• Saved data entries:
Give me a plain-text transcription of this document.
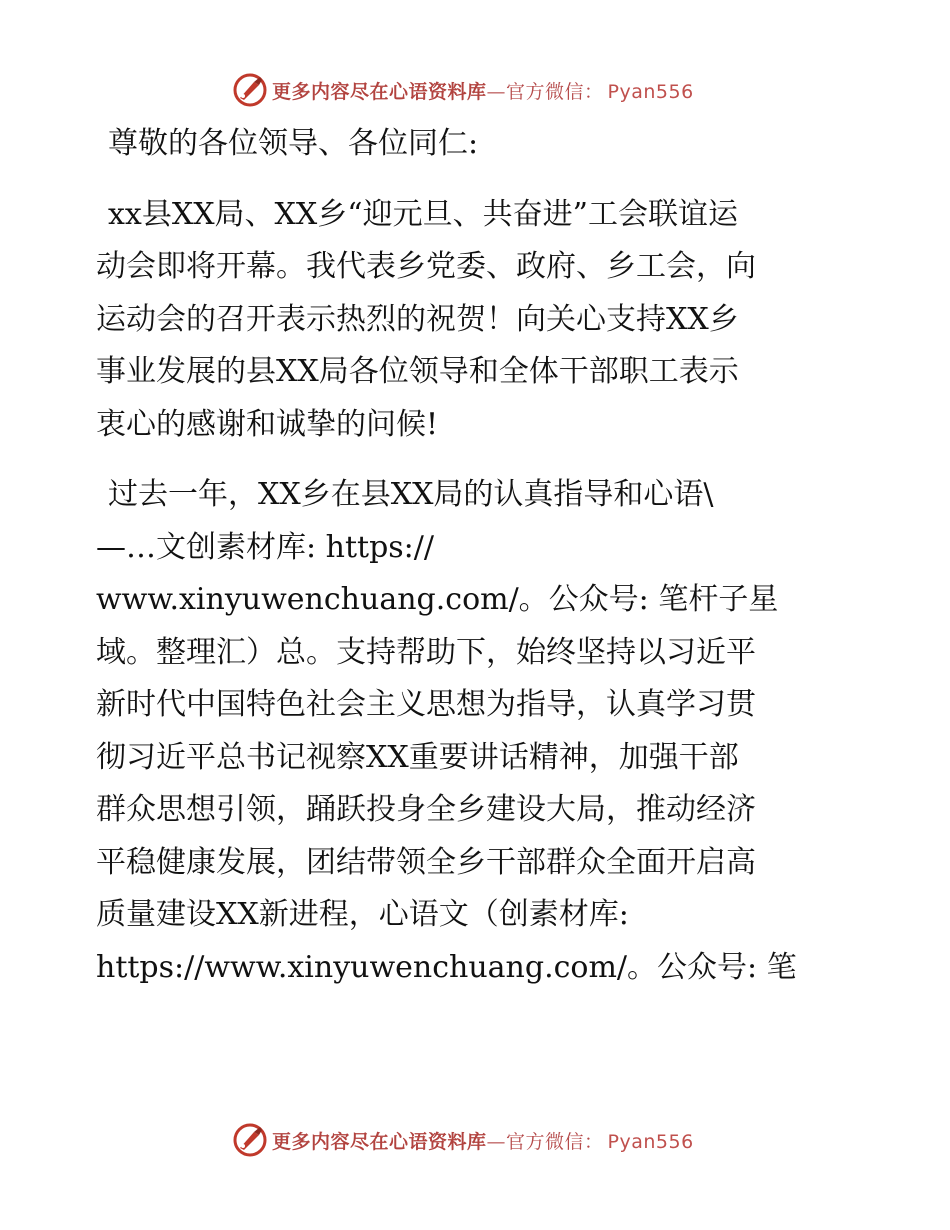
更多内容尽在心语资料库—官方微信： Pyan556
尊敬的各位领导、各位同仁:
xx县XX局、XX乡“迎元旦、共奋进”工会联谊运
动会即将开幕。我代表乡党委、政府、乡工会，向
运动会的召开表示热烈的祝贺！向关心支持XX乡
事业发展的县XX局各位领导和全体干部职工表示
衷心的感谢和诚挚的问候!
过去一年，XX乡在县XX局的认真指导和心语\
—…文创素材库: https://
www.xinyuwenchuang.com/。公众号: 笔杆子星
域。整理汇）总。支持帮助下，始终坚持以习近平
新时代中国特色社会主义思想为指导，认真学习贯
彻习近平总书记视察XX重要讲话精神，加强干部
群众思想引领，踊跃投身全乡建设大局，推动经济
平稳健康发展，团结带领全乡干部群众全面开启高
质量建设XX新进程，心语文（创素材库:
https://www.xinyuwenchuang.com/。公众号: 笔
更多内容尽在心语资料库—官方微信： Pyan556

• Exercise brief: Search the listing for the string "https". Copy each line where it turns up.

• Solution for this exercise:
—…文创素材库: https://
https://www.xinyuwenchuang.com/。公众号: 笔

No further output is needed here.